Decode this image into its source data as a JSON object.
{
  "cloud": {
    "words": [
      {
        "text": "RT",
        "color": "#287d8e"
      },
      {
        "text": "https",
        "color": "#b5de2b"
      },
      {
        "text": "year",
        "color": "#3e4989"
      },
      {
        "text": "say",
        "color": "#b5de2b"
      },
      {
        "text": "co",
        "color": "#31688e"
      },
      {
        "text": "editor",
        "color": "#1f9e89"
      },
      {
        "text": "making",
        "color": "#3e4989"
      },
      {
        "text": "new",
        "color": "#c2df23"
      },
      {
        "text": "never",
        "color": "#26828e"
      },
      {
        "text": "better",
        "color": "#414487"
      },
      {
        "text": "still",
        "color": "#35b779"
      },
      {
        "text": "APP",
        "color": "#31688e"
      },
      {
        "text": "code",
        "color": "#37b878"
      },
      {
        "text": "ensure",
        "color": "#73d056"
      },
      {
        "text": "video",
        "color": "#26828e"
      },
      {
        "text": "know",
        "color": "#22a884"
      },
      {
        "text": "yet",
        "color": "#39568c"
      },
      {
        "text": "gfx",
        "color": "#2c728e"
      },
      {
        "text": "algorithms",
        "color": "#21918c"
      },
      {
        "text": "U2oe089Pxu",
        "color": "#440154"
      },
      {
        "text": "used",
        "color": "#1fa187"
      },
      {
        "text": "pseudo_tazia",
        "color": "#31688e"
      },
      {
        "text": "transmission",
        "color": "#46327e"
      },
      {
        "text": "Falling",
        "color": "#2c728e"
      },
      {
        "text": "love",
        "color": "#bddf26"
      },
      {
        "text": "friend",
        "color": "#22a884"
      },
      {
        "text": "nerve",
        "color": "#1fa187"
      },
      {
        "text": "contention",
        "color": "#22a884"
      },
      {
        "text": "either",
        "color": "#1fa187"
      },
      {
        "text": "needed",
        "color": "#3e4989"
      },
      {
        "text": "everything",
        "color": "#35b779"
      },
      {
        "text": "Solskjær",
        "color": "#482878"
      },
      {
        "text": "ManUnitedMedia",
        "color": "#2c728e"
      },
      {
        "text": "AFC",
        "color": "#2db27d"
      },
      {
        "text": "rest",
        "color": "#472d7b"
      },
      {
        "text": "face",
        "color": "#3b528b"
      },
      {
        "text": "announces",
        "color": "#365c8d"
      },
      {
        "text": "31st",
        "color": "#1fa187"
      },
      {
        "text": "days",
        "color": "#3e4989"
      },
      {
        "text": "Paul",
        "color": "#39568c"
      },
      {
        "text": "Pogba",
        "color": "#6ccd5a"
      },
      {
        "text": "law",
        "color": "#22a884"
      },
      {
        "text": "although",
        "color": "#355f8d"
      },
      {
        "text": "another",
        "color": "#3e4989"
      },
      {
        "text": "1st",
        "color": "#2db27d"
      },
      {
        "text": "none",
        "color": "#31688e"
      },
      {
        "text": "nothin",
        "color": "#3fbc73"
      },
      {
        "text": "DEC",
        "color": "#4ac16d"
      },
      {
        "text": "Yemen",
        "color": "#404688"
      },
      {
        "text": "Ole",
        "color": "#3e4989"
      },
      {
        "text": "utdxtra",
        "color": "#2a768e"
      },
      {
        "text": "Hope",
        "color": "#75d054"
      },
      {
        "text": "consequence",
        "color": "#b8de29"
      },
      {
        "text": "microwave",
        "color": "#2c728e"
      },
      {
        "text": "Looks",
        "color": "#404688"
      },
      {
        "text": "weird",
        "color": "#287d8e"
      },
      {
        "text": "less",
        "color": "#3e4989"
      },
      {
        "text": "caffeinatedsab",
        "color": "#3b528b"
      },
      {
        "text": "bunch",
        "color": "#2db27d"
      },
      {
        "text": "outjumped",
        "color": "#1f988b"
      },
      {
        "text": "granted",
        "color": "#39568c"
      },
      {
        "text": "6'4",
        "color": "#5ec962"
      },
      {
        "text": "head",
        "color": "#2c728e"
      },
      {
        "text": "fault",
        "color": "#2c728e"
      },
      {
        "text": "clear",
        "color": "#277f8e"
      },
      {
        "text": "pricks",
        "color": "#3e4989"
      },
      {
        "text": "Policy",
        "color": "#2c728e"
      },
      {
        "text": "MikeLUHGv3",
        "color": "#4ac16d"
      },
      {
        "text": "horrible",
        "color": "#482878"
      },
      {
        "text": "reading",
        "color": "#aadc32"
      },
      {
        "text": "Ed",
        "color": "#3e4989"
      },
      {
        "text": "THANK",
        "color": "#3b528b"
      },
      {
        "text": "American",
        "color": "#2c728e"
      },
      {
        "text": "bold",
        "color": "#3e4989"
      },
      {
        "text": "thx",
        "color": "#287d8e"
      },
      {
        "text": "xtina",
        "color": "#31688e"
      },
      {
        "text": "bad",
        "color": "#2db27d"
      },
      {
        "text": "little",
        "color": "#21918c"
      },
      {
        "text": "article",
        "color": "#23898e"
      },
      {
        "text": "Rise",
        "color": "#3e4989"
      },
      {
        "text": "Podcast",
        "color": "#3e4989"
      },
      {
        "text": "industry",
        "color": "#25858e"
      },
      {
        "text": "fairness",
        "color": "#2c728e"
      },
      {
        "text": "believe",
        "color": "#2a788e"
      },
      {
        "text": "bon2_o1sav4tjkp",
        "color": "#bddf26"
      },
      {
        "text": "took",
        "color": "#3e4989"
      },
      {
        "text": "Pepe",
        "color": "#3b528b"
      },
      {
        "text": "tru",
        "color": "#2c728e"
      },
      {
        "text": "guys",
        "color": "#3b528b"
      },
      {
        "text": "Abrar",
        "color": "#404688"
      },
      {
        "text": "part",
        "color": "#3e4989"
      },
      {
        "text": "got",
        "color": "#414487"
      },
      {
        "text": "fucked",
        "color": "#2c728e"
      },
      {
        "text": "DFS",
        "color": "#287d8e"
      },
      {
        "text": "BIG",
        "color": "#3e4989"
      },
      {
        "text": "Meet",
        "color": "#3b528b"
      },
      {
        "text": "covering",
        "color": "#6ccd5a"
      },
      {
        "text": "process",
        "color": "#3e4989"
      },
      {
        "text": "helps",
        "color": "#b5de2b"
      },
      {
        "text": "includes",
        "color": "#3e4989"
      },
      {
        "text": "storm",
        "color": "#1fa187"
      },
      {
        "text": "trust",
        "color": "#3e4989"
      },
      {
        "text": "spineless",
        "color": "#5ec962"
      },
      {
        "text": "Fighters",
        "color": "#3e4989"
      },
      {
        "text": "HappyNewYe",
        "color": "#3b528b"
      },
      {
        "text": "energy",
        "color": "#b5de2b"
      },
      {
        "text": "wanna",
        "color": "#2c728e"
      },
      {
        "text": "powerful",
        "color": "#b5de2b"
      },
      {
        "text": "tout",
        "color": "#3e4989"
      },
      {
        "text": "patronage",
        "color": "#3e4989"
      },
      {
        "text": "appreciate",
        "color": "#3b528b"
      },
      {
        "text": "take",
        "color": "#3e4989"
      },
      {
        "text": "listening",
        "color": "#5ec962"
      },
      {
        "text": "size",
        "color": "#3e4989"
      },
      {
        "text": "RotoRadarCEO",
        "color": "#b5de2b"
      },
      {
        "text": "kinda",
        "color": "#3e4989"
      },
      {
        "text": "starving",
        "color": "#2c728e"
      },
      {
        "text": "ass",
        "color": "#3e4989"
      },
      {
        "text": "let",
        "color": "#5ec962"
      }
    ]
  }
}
__________
Extract all of the data shown above and repeat it verbatim.

Decode this image into its source data as a JSON object.
{
  "cloud": {
    "words": [
      {
        "text": "RT",
        "color": "#287d8e"
      },
      {
        "text": "https",
        "color": "#b5de2b"
      },
      {
        "text": "year",
        "color": "#3e4989"
      },
      {
        "text": "say",
        "color": "#b5de2b"
      },
      {
        "text": "co",
        "color": "#31688e"
      },
      {
        "text": "editor",
        "color": "#1f9e89"
      },
      {
        "text": "making",
        "color": "#3e4989"
      },
      {
        "text": "new",
        "color": "#c2df23"
      },
      {
        "text": "never",
        "color": "#26828e"
      },
      {
        "text": "better",
        "color": "#414487"
      },
      {
        "text": "still",
        "color": "#35b779"
      },
      {
        "text": "APP",
        "color": "#31688e"
      },
      {
        "text": "code",
        "color": "#37b878"
      },
      {
        "text": "ensure",
        "color": "#73d056"
      },
      {
        "text": "video",
        "color": "#26828e"
      },
      {
        "text": "know",
        "color": "#22a884"
      },
      {
        "text": "yet",
        "color": "#39568c"
      },
      {
        "text": "gfx",
        "color": "#2c728e"
      },
      {
        "text": "algorithms",
        "color": "#21918c"
      },
      {
        "text": "U2oe089Pxu",
        "color": "#440154"
      },
      {
        "text": "used",
        "color": "#1fa187"
      },
      {
        "text": "pseudo_tazia",
        "color": "#31688e"
      },
      {
        "text": "transmission",
        "color": "#46327e"
      },
      {
        "text": "Falling",
        "color": "#2c728e"
      },
      {
        "text": "love",
        "color": "#bddf26"
      },
      {
        "text": "friend",
        "color": "#22a884"
      },
      {
        "text": "nerve",
        "color": "#1fa187"
      },
      {
        "text": "contention",
        "color": "#22a884"
      },
      {
        "text": "either",
        "color": "#1fa187"
      },
      {
        "text": "needed",
        "color": "#3e4989"
      },
      {
        "text": "everything",
        "color": "#35b779"
      },
      {
        "text": "Solskjær",
        "color": "#482878"
      },
      {
        "text": "ManUnitedMedia",
        "color": "#2c728e"
      },
      {
        "text": "AFC",
        "color": "#2db27d"
      },
      {
        "text": "rest",
        "color": "#472d7b"
      },
      {
        "text": "face",
        "color": "#3b528b"
      },
      {
        "text": "announces",
        "color": "#365c8d"
      },
      {
        "text": "31st",
        "color": "#1fa187"
      },
      {
        "text": "days",
        "color": "#3e4989"
      },
      {
        "text": "Paul",
        "color": "#39568c"
      },
      {
        "text": "Pogba",
        "color": "#6ccd5a"
      },
      {
        "text": "law",
        "color": "#22a884"
      },
      {
        "text": "although",
        "color": "#355f8d"
      },
      {
        "text": "another",
        "color": "#3e4989"
      },
      {
        "text": "1st",
        "color": "#2db27d"
      },
      {
        "text": "none",
        "color": "#31688e"
      },
      {
        "text": "nothin",
        "color": "#3fbc73"
      },
      {
        "text": "DEC",
        "color": "#4ac16d"
      },
      {
        "text": "Yemen",
        "color": "#404688"
      },
      {
        "text": "Ole",
        "color": "#3e4989"
      },
      {
        "text": "utdxtra",
        "color": "#2a768e"
      },
      {
        "text": "Hope",
        "color": "#75d054"
      },
      {
        "text": "consequence",
        "color": "#b8de29"
      },
      {
        "text": "microwave",
        "color": "#2c728e"
      },
      {
        "text": "Looks",
        "color": "#404688"
      },
      {
        "text": "weird",
        "color": "#287d8e"
      },
      {
        "text": "less",
        "color": "#3e4989"
      },
      {
        "text": "caffeinatedsab",
        "color": "#3b528b"
      },
      {
        "text": "bunch",
        "color": "#2db27d"
      },
      {
        "text": "outjumped",
        "color": "#1f988b"
      },
      {
        "text": "granted",
        "color": "#39568c"
      },
      {
        "text": "6'4",
        "color": "#5ec962"
      },
      {
        "text": "head",
        "color": "#2c728e"
      },
      {
        "text": "fault",
        "color": "#2c728e"
      },
      {
        "text": "clear",
        "color": "#277f8e"
      },
      {
        "text": "pricks",
        "color": "#3e4989"
      },
      {
        "text": "Policy",
        "color": "#2c728e"
      },
      {
        "text": "MikeLUHGv3",
        "color": "#4ac16d"
      },
      {
        "text": "horrible",
        "color": "#482878"
      },
      {
        "text": "reading",
        "color": "#aadc32"
      },
      {
        "text": "Ed",
        "color": "#3e4989"
      },
      {
        "text": "THANK",
        "color": "#3b528b"
      },
      {
        "text": "American",
        "color": "#2c728e"
      },
      {
        "text": "bold",
        "color": "#3e4989"
      },
      {
        "text": "thx",
        "color": "#287d8e"
      },
      {
        "text": "xtina",
        "color": "#31688e"
      },
      {
        "text": "bad",
        "color": "#2db27d"
      },
      {
        "text": "little",
        "color": "#21918c"
      },
      {
        "text": "article",
        "color": "#23898e"
      },
      {
        "text": "Rise",
        "color": "#3e4989"
      },
      {
        "text": "Podcast",
        "color": "#3e4989"
      },
      {
        "text": "industry",
        "color": "#25858e"
      },
      {
        "text": "fairness",
        "color": "#2c728e"
      },
      {
        "text": "believe",
        "color": "#2a788e"
      },
      {
        "text": "bon2_o1sav4tjkp",
        "color": "#bddf26"
      },
      {
        "text": "took",
        "color": "#3e4989"
      },
      {
        "text": "Pepe",
        "color": "#3b528b"
      },
      {
        "text": "tru",
        "color": "#2c728e"
      },
      {
        "text": "guys",
        "color": "#3b528b"
      },
      {
        "text": "Abrar",
        "color": "#404688"
      },
      {
        "text": "part",
        "color": "#3e4989"
      },
      {
        "text": "got",
        "color": "#414487"
      },
      {
        "text": "fucked",
        "color": "#2c728e"
      },
      {
        "text": "DFS",
        "color": "#287d8e"
      },
      {
        "text": "BIG",
        "color": "#3e4989"
      },
      {
        "text": "Meet",
        "color": "#3b528b"
      },
      {
        "text": "covering",
        "color": "#6ccd5a"
      },
      {
        "text": "process",
        "color": "#3e4989"
      },
      {
        "text": "helps",
        "color": "#b5de2b"
      },
      {
        "text": "includes",
        "color": "#3e4989"
      },
      {
        "text": "storm",
        "color": "#1fa187"
      },
      {
        "text": "trust",
        "color": "#3e4989"
      },
      {
        "text": "spineless",
        "color": "#5ec962"
      },
      {
        "text": "Fighters",
        "color": "#3e4989"
      },
      {
        "text": "HappyNewYe",
        "color": "#3b528b"
      },
      {
        "text": "energy",
        "color": "#b5de2b"
      },
      {
        "text": "wanna",
        "color": "#2c728e"
      },
      {
        "text": "powerful",
        "color": "#b5de2b"
      },
      {
        "text": "tout",
        "color": "#3e4989"
      },
      {
        "text": "patronage",
        "color": "#3e4989"
      },
      {
        "text": "appreciate",
        "color": "#3b528b"
      },
      {
        "text": "take",
        "color": "#3e4989"
      },
      {
        "text": "listening",
        "color": "#5ec962"
      },
      {
        "text": "size",
        "color": "#3e4989"
      },
      {
        "text": "RotoRadarCEO",
        "color": "#b5de2b"
      },
      {
        "text": "kinda",
        "color": "#3e4989"
      },
      {
        "text": "starving",
        "color": "#2c728e"
      },
      {
        "text": "ass",
        "color": "#3e4989"
      },
      {
        "text": "let",
        "color": "#5ec962"
      }
    ]
  }
}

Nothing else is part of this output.